Give every line of the data again, unchanged, but with no pictures.

>> Begin Supplied information

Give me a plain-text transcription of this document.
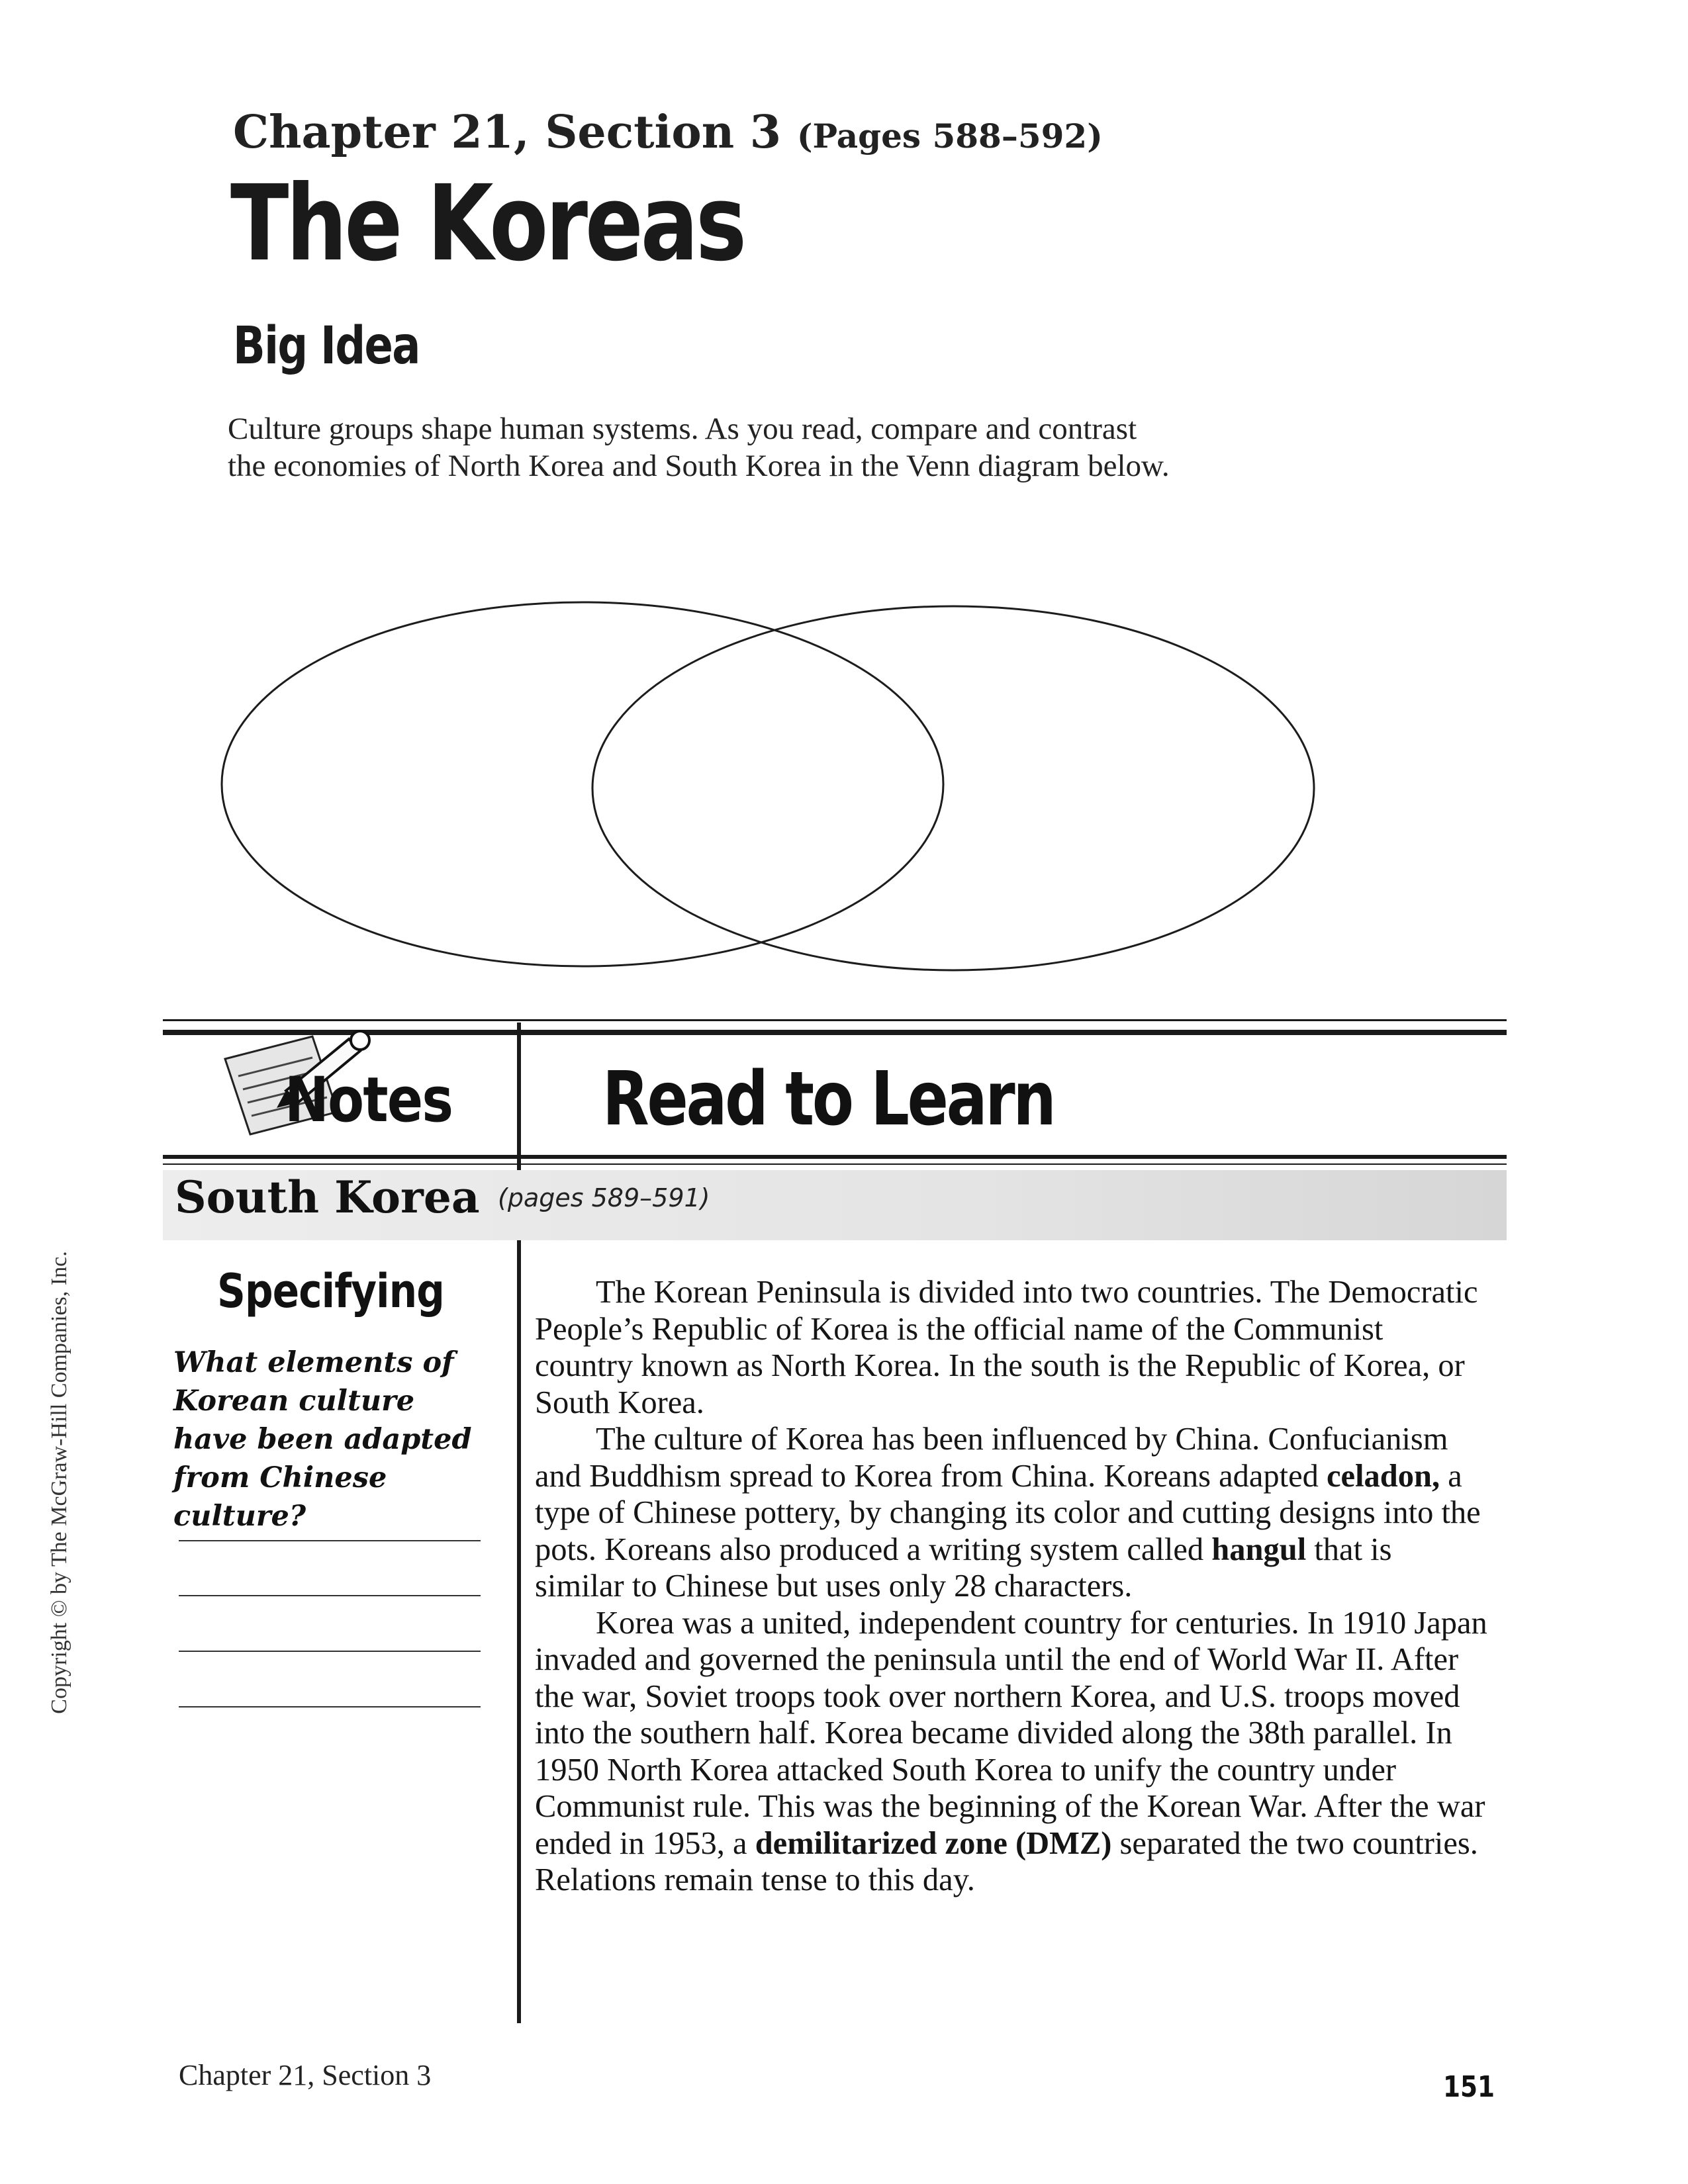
Chapter 21, Section 3 (Pages 588–592)
The Koreas
Big Idea
Culture groups shape human systems. As you read, compare and contrast the economies of North Korea and South Korea in the Venn diagram below.
Notes Read to Learn
South Korea (pages 589–591)
Specifying
What elements of Korean culture have been adapted from Chinese culture?

The Korean Peninsula is divided into two countries. The Democratic People’s Republic of Korea is the official name of the Communist country known as North Korea. In the south is the Republic of Korea, or South Korea.

The culture of Korea has been influenced by China. Confucianism and Buddhism spread to Korea from China. Koreans adapted celadon, a type of Chinese pottery, by changing its color and cutting designs into the pots. Koreans also produced a writing system called hangul that is similar to Chinese but uses only 28 characters.

Korea was a united, independent country for centuries. In 1910 Japan invaded and governed the peninsula until the end of World War II. After the war, Soviet troops took over northern Korea, and U.S. troops moved into the southern half. Korea became divided along the 38th parallel. In 1950 North Korea attacked South Korea to unify the country under Communist rule. This was the beginning of the Korean War. After the war ended in 1953, a demilitarized zone (DMZ) separated the two countries. Relations remain tense to this day.

Chapter 21, Section 3	151
Copyright © by The McGraw-Hill Companies, Inc.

>> End Supplied information

__Answer in full__.
Give me a plain-text transcription of this document.
Chapter 21, Section 3 (Pages 588–592)
The Koreas
Big Idea
Culture groups shape human systems. As you read, compare and contrast the economies of North Korea and South Korea in the Venn diagram below.
Notes Read to Learn
South Korea (pages 589–591)
Specifying
What elements of Korean culture have been adapted from Chinese culture?

The Korean Peninsula is divided into two countries. The Democratic People’s Republic of Korea is the official name of the Communist country known as North Korea. In the south is the Republic of Korea, or South Korea.

The culture of Korea has been influenced by China. Confucianism and Buddhism spread to Korea from China. Koreans adapted celadon, a type of Chinese pottery, by changing its color and cutting designs into the pots. Koreans also produced a writing system called hangul that is similar to Chinese but uses only 28 characters.

Korea was a united, independent country for centuries. In 1910 Japan invaded and governed the peninsula until the end of World War II. After the war, Soviet troops took over northern Korea, and U.S. troops moved into the southern half. Korea became divided along the 38th parallel. In 1950 North Korea attacked South Korea to unify the country under Communist rule. This was the beginning of the Korean War. After the war ended in 1953, a demilitarized zone (DMZ) separated the two countries. Relations remain tense to this day.

Chapter 21, Section 3	151
Copyright © by The McGraw-Hill Companies, Inc.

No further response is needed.